*** GIVEN RECORDS ***
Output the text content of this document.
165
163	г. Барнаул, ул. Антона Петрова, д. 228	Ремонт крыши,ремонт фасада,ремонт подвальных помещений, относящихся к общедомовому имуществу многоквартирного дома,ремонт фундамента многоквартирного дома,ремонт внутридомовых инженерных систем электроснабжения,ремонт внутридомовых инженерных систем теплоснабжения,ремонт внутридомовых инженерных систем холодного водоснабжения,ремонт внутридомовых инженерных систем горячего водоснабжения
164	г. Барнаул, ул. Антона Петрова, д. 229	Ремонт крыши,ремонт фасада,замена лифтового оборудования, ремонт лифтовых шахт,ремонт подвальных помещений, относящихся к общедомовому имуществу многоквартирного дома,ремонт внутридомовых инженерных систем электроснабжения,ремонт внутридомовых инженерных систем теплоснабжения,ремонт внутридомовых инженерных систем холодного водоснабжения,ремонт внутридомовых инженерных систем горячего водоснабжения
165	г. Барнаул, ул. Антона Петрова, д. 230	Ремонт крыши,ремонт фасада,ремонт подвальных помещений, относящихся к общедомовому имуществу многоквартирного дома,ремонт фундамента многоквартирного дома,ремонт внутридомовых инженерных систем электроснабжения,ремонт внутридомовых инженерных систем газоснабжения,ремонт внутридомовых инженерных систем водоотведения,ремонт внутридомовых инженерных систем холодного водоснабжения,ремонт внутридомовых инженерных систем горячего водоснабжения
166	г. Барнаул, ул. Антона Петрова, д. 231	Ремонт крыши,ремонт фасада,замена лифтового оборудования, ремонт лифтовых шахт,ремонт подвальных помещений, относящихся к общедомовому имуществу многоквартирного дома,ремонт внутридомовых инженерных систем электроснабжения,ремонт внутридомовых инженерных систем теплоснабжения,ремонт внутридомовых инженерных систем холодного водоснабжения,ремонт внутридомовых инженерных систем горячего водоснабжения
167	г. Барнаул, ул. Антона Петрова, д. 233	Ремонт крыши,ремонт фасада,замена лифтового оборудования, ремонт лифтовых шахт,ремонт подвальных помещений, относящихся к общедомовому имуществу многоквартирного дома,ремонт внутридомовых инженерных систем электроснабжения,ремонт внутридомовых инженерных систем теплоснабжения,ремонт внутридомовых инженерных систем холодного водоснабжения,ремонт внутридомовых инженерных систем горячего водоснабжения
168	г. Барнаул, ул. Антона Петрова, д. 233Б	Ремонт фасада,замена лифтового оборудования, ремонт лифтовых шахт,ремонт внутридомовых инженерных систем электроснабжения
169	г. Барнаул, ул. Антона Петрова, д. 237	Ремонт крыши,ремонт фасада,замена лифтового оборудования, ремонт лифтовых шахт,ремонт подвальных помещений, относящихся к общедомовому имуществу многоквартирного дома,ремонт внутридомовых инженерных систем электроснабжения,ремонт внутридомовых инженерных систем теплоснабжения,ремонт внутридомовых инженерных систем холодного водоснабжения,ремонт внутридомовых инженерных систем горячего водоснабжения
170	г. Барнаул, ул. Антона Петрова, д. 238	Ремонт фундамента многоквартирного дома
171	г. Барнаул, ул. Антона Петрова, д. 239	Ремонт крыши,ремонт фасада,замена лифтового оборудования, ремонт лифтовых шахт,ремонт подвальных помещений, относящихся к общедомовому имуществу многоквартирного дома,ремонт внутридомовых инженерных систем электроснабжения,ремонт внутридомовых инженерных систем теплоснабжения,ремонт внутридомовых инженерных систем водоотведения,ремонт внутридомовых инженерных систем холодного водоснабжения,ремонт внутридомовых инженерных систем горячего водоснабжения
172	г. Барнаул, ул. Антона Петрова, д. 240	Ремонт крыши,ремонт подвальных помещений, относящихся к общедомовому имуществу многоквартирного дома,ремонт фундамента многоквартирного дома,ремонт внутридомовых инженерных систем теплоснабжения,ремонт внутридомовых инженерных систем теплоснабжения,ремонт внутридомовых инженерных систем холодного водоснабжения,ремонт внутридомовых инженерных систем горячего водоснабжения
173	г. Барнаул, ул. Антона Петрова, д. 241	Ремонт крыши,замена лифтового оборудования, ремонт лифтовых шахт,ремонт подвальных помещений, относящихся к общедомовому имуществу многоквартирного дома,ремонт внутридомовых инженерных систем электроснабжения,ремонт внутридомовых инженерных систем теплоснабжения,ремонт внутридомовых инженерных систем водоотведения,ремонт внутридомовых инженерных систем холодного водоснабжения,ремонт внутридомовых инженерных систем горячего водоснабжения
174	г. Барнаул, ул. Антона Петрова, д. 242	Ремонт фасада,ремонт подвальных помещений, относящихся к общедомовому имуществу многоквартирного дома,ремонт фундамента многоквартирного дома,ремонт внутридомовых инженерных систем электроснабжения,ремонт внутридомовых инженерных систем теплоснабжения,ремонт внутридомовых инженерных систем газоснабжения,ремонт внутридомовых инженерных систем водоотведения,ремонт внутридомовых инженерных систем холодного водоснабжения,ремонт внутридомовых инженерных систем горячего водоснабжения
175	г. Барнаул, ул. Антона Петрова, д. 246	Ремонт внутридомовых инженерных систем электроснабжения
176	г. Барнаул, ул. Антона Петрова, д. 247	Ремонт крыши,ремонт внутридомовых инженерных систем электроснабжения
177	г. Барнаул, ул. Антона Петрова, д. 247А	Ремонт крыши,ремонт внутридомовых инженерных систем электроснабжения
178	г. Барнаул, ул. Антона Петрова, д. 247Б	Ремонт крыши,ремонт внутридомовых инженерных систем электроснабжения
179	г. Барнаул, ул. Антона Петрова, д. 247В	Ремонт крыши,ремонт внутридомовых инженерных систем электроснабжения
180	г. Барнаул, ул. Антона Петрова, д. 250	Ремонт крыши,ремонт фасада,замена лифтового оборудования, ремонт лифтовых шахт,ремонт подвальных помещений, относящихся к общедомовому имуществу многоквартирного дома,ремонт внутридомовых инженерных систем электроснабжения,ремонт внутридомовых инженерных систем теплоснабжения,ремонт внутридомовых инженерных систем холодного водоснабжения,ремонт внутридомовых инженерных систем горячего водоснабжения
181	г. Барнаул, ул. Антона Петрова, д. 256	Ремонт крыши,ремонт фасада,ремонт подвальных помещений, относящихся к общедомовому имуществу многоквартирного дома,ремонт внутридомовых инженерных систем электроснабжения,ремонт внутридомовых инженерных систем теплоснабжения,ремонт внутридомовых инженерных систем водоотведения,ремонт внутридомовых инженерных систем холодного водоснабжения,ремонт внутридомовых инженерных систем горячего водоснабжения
***
EXERCISE DESCRIPTION: Emit the records above again, exactly, with no line skipped.

TASK ANSWER:
Output the text content of this document.
165
163	г. Барнаул, ул. Антона Петрова, д. 228	Ремонт крыши,ремонт фасада,ремонт подвальных помещений, относящихся к общедомовому имуществу многоквартирного дома,ремонт фундамента многоквартирного дома,ремонт внутридомовых инженерных систем электроснабжения,ремонт внутридомовых инженерных систем теплоснабжения,ремонт внутридомовых инженерных систем холодного водоснабжения,ремонт внутридомовых инженерных систем горячего водоснабжения
164	г. Барнаул, ул. Антона Петрова, д. 229	Ремонт крыши,ремонт фасада,замена лифтового оборудования, ремонт лифтовых шахт,ремонт подвальных помещений, относящихся к общедомовому имуществу многоквартирного дома,ремонт внутридомовых инженерных систем электроснабжения,ремонт внутридомовых инженерных систем теплоснабжения,ремонт внутридомовых инженерных систем холодного водоснабжения,ремонт внутридомовых инженерных систем горячего водоснабжения
165	г. Барнаул, ул. Антона Петрова, д. 230	Ремонт крыши,ремонт фасада,ремонт подвальных помещений, относящихся к общедомовому имуществу многоквартирного дома,ремонт фундамента многоквартирного дома,ремонт внутридомовых инженерных систем электроснабжения,ремонт внутридомовых инженерных систем газоснабжения,ремонт внутридомовых инженерных систем водоотведения,ремонт внутридомовых инженерных систем холодного водоснабжения,ремонт внутридомовых инженерных систем горячего водоснабжения
166	г. Барнаул, ул. Антона Петрова, д. 231	Ремонт крыши,ремонт фасада,замена лифтового оборудования, ремонт лифтовых шахт,ремонт подвальных помещений, относящихся к общедомовому имуществу многоквартирного дома,ремонт внутридомовых инженерных систем электроснабжения,ремонт внутридомовых инженерных систем теплоснабжения,ремонт внутридомовых инженерных систем холодного водоснабжения,ремонт внутридомовых инженерных систем горячего водоснабжения
167	г. Барнаул, ул. Антона Петрова, д. 233	Ремонт крыши,ремонт фасада,замена лифтового оборудования, ремонт лифтовых шахт,ремонт подвальных помещений, относящихся к общедомовому имуществу многоквартирного дома,ремонт внутридомовых инженерных систем электроснабжения,ремонт внутридомовых инженерных систем теплоснабжения,ремонт внутридомовых инженерных систем холодного водоснабжения,ремонт внутридомовых инженерных систем горячего водоснабжения
168	г. Барнаул, ул. Антона Петрова, д. 233Б	Ремонт фасада,замена лифтового оборудования, ремонт лифтовых шахт,ремонт внутридомовых инженерных систем электроснабжения
169	г. Барнаул, ул. Антона Петрова, д. 237	Ремонт крыши,ремонт фасада,замена лифтового оборудования, ремонт лифтовых шахт,ремонт подвальных помещений, относящихся к общедомовому имуществу многоквартирного дома,ремонт внутридомовых инженерных систем электроснабжения,ремонт внутридомовых инженерных систем теплоснабжения,ремонт внутридомовых инженерных систем холодного водоснабжения,ремонт внутридомовых инженерных систем горячего водоснабжения
170	г. Барнаул, ул. Антона Петрова, д. 238	Ремонт фундамента многоквартирного дома
171	г. Барнаул, ул. Антона Петрова, д. 239	Ремонт крыши,ремонт фасада,замена лифтового оборудования, ремонт лифтовых шахт,ремонт подвальных помещений, относящихся к общедомовому имуществу многоквартирного дома,ремонт внутридомовых инженерных систем электроснабжения,ремонт внутридомовых инженерных систем теплоснабжения,ремонт внутридомовых инженерных систем водоотведения,ремонт внутридомовых инженерных систем холодного водоснабжения,ремонт внутридомовых инженерных систем горячего водоснабжения
172	г. Барнаул, ул. Антона Петрова, д. 240	Ремонт крыши,ремонт подвальных помещений, относящихся к общедомовому имуществу многоквартирного дома,ремонт фундамента многоквартирного дома,ремонт внутридомовых инженерных систем теплоснабжения,ремонт внутридомовых инженерных систем теплоснабжения,ремонт внутридомовых инженерных систем холодного водоснабжения,ремонт внутридомовых инженерных систем горячего водоснабжения
173	г. Барнаул, ул. Антона Петрова, д. 241	Ремонт крыши,замена лифтового оборудования, ремонт лифтовых шахт,ремонт подвальных помещений, относящихся к общедомовому имуществу многоквартирного дома,ремонт внутридомовых инженерных систем электроснабжения,ремонт внутридомовых инженерных систем теплоснабжения,ремонт внутридомовых инженерных систем водоотведения,ремонт внутридомовых инженерных систем холодного водоснабжения,ремонт внутридомовых инженерных систем горячего водоснабжения
174	г. Барнаул, ул. Антона Петрова, д. 242	Ремонт фасада,ремонт подвальных помещений, относящихся к общедомовому имуществу многоквартирного дома,ремонт фундамента многоквартирного дома,ремонт внутридомовых инженерных систем электроснабжения,ремонт внутридомовых инженерных систем теплоснабжения,ремонт внутридомовых инженерных систем газоснабжения,ремонт внутридомовых инженерных систем водоотведения,ремонт внутридомовых инженерных систем холодного водоснабжения,ремонт внутридомовых инженерных систем горячего водоснабжения
175	г. Барнаул, ул. Антона Петрова, д. 246	Ремонт внутридомовых инженерных систем электроснабжения
176	г. Барнаул, ул. Антона Петрова, д. 247	Ремонт крыши,ремонт внутридомовых инженерных систем электроснабжения
177	г. Барнаул, ул. Антона Петрова, д. 247А	Ремонт крыши,ремонт внутридомовых инженерных систем электроснабжения
178	г. Барнаул, ул. Антона Петрова, д. 247Б	Ремонт крыши,ремонт внутридомовых инженерных систем электроснабжения
179	г. Барнаул, ул. Антона Петрова, д. 247В	Ремонт крыши,ремонт внутридомовых инженерных систем электроснабжения
180	г. Барнаул, ул. Антона Петрова, д. 250	Ремонт крыши,ремонт фасада,замена лифтового оборудования, ремонт лифтовых шахт,ремонт подвальных помещений, относящихся к общедомовому имуществу многоквартирного дома,ремонт внутридомовых инженерных систем электроснабжения,ремонт внутридомовых инженерных систем теплоснабжения,ремонт внутридомовых инженерных систем холодного водоснабжения,ремонт внутридомовых инженерных систем горячего водоснабжения
181	г. Барнаул, ул. Антона Петрова, д. 256	Ремонт крыши,ремонт фасада,ремонт подвальных помещений, относящихся к общедомовому имуществу многоквартирного дома,ремонт внутридомовых инженерных систем электроснабжения,ремонт внутридомовых инженерных систем теплоснабжения,ремонт внутридомовых инженерных систем водоотведения,ремонт внутридомовых инженерных систем холодного водоснабжения,ремонт внутридомовых инженерных систем горячего водоснабжения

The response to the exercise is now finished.